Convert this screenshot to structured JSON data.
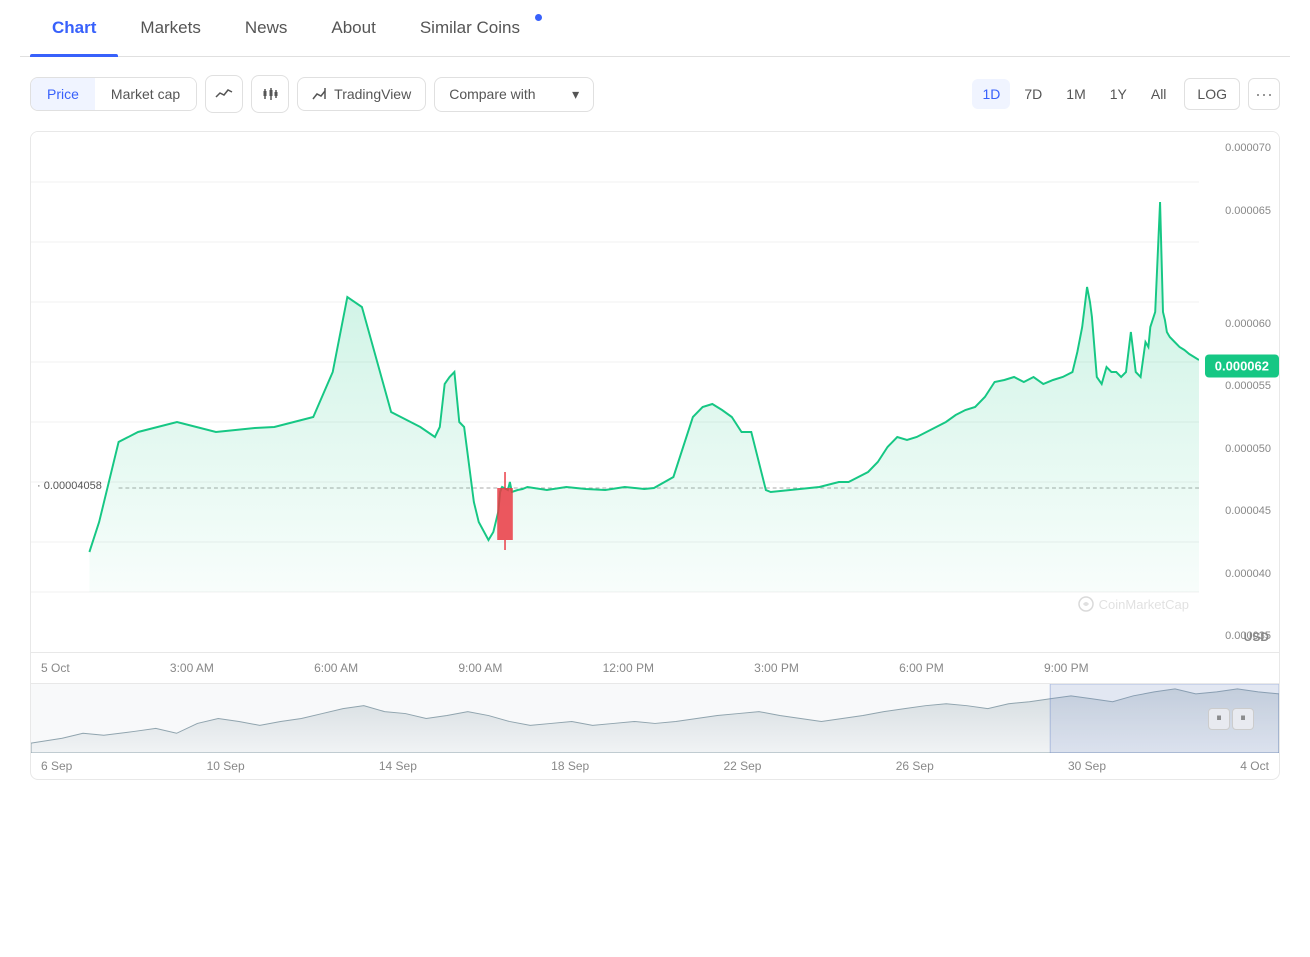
{
  "tabs": [
    {
      "label": "Chart",
      "active": true,
      "dot": false
    },
    {
      "label": "Markets",
      "active": false,
      "dot": false
    },
    {
      "label": "News",
      "active": false,
      "dot": false
    },
    {
      "label": "About",
      "active": false,
      "dot": false
    },
    {
      "label": "Similar Coins",
      "active": false,
      "dot": true
    }
  ],
  "toolbar": {
    "price_label": "Price",
    "market_cap_label": "Market cap",
    "trading_view_label": "TradingView",
    "compare_with_label": "Compare with",
    "time_buttons": [
      "1D",
      "7D",
      "1M",
      "1Y",
      "All"
    ],
    "active_time": "1D",
    "log_label": "LOG",
    "more_label": "···"
  },
  "chart": {
    "price_badge": "0.000062",
    "open_price": "· 0.00004058",
    "watermark": "CoinMarketCap",
    "usd_label": "USD",
    "y_labels": [
      "0.000070",
      "0.000065",
      "0.000062",
      "0.000060",
      "0.000055",
      "0.000050",
      "0.000045",
      "0.000040",
      "0.000035"
    ],
    "x_labels": [
      "5 Oct",
      "3:00 AM",
      "6:00 AM",
      "9:00 AM",
      "12:00 PM",
      "3:00 PM",
      "6:00 PM",
      "9:00 PM",
      ""
    ],
    "x_labels_bottom": [
      "6 Sep",
      "10 Sep",
      "14 Sep",
      "18 Sep",
      "22 Sep",
      "26 Sep",
      "30 Sep",
      "4 Oct"
    ]
  }
}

[GIVEN PROBLEM]: Repeat verbatim all the material, but not the pictures.

[THE RESULT]:
Convert this screenshot to structured JSON data.
{
  "tabs": [
    {
      "label": "Chart",
      "active": true,
      "dot": false
    },
    {
      "label": "Markets",
      "active": false,
      "dot": false
    },
    {
      "label": "News",
      "active": false,
      "dot": false
    },
    {
      "label": "About",
      "active": false,
      "dot": false
    },
    {
      "label": "Similar Coins",
      "active": false,
      "dot": true
    }
  ],
  "toolbar": {
    "price_label": "Price",
    "market_cap_label": "Market cap",
    "trading_view_label": "TradingView",
    "compare_with_label": "Compare with",
    "time_buttons": [
      "1D",
      "7D",
      "1M",
      "1Y",
      "All"
    ],
    "active_time": "1D",
    "log_label": "LOG",
    "more_label": "···"
  },
  "chart": {
    "price_badge": "0.000062",
    "open_price": "· 0.00004058",
    "watermark": "CoinMarketCap",
    "usd_label": "USD",
    "y_labels": [
      "0.000070",
      "0.000065",
      "0.000062",
      "0.000060",
      "0.000055",
      "0.000050",
      "0.000045",
      "0.000040",
      "0.000035"
    ],
    "x_labels": [
      "5 Oct",
      "3:00 AM",
      "6:00 AM",
      "9:00 AM",
      "12:00 PM",
      "3:00 PM",
      "6:00 PM",
      "9:00 PM",
      ""
    ],
    "x_labels_bottom": [
      "6 Sep",
      "10 Sep",
      "14 Sep",
      "18 Sep",
      "22 Sep",
      "26 Sep",
      "30 Sep",
      "4 Oct"
    ]
  }
}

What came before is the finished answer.